Task prompt
Make an exact copy of each entry, leaving out every picture.

**** Data shown

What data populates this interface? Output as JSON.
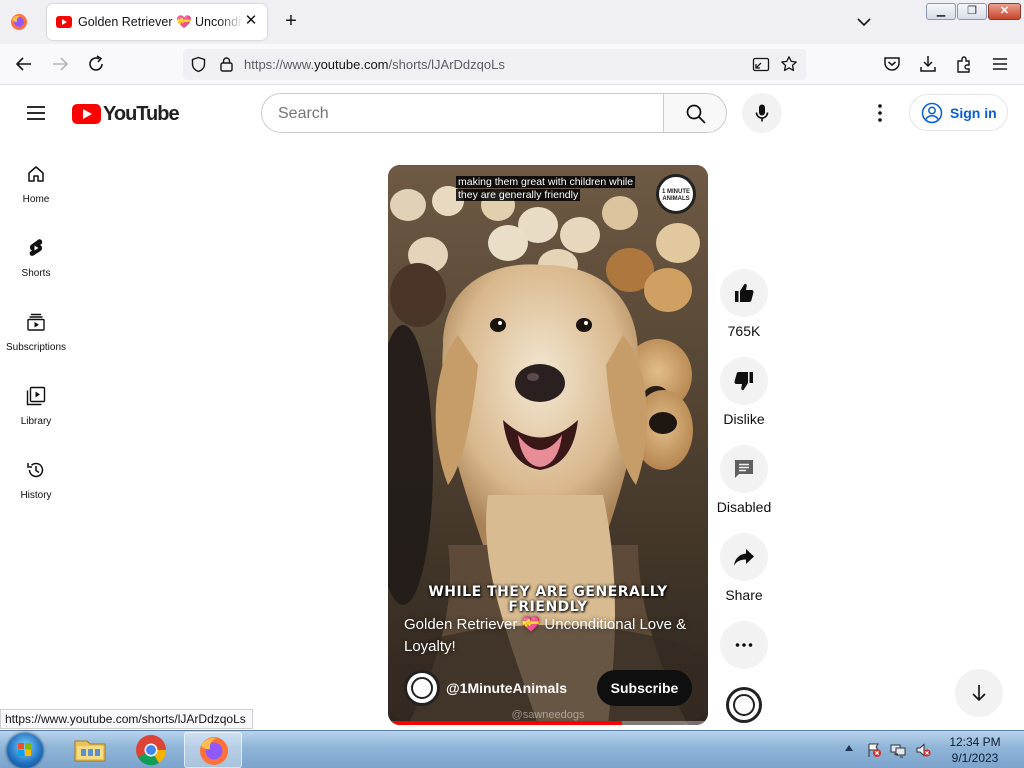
{
  "browser": {
    "tab": {
      "title": "Golden Retriever 💝 Unconditional Love & Loyalty!"
    },
    "url": {
      "prefix": "https://www.",
      "domain": "youtube.com",
      "path": "/shorts/lJArDdzqoLs"
    },
    "status_url": "https://www.youtube.com/shorts/lJArDdzqoLs"
  },
  "masthead": {
    "logo_text": "YouTube",
    "search_placeholder": "Search",
    "signin_label": "Sign in"
  },
  "guide": {
    "items": [
      {
        "label": "Home",
        "icon": "home-icon"
      },
      {
        "label": "Shorts",
        "icon": "shorts-icon"
      },
      {
        "label": "Subscriptions",
        "icon": "subscriptions-icon"
      },
      {
        "label": "Library",
        "icon": "library-icon"
      },
      {
        "label": "History",
        "icon": "history-icon"
      }
    ]
  },
  "short": {
    "caption_top": "making them great with children while they are generally friendly",
    "burned_text": "WHILE THEY ARE GENERALLY FRIENDLY",
    "title": "Golden Retriever 💝 Unconditional Love & Loyalty!",
    "channel": "@1MinuteAnimals",
    "subscribe_label": "Subscribe",
    "watermark": "@sawneedogs",
    "badge_text": "1 MINUTE ANIMALS",
    "progress_fraction": 0.73
  },
  "actions": {
    "like_count": "765K",
    "dislike_label": "Dislike",
    "comments_label": "Disabled",
    "share_label": "Share"
  },
  "taskbar": {
    "time": "12:34 PM",
    "date": "9/1/2023"
  },
  "colors": {
    "youtube_red": "#ff0000",
    "link_blue": "#065fd4",
    "chip_gray": "#f2f2f2"
  }
}
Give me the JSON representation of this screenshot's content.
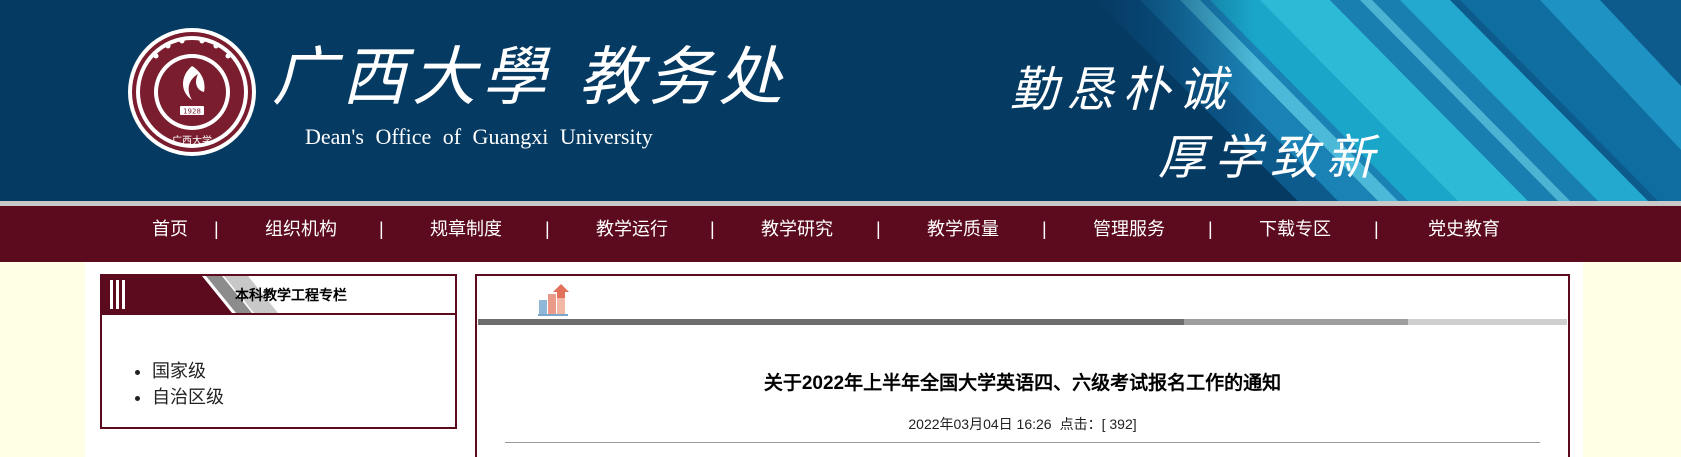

********

Task response
What data populates this interface? Output as JSON.
{
  "browser": {
    "tab": {
      "title": "Golden Retriever 💝 Unconditional Love & Loyalty!"
    },
    "url": {
      "prefix": "https://www.",
      "domain": "youtube.com",
      "path": "/shorts/lJArDdzqoLs"
    },
    "status_url": "https://www.youtube.com/shorts/lJArDdzqoLs"
  },
  "masthead": {
    "logo_text": "YouTube",
    "search_placeholder": "Search",
    "signin_label": "Sign in"
  },
  "guide": {
    "items": [
      {
        "label": "Home",
        "icon": "home-icon"
      },
      {
        "label": "Shorts",
        "icon": "shorts-icon"
      },
      {
        "label": "Subscriptions",
        "icon": "subscriptions-icon"
      },
      {
        "label": "Library",
        "icon": "library-icon"
      },
      {
        "label": "History",
        "icon": "history-icon"
      }
    ]
  },
  "short": {
    "caption_top": "making them great with children while they are generally friendly",
    "burned_text": "WHILE THEY ARE GENERALLY FRIENDLY",
    "title": "Golden Retriever 💝 Unconditional Love & Loyalty!",
    "channel": "@1MinuteAnimals",
    "subscribe_label": "Subscribe",
    "watermark": "@sawneedogs",
    "badge_text": "1 MINUTE ANIMALS",
    "progress_fraction": 0.73
  },
  "actions": {
    "like_count": "765K",
    "dislike_label": "Dislike",
    "comments_label": "Disabled",
    "share_label": "Share"
  },
  "taskbar": {
    "time": "12:34 PM",
    "date": "9/1/2023"
  },
  "colors": {
    "youtube_red": "#ff0000",
    "link_blue": "#065fd4",
    "chip_gray": "#f2f2f2"
  }
}
Give me the JSON representation of this screenshot's content.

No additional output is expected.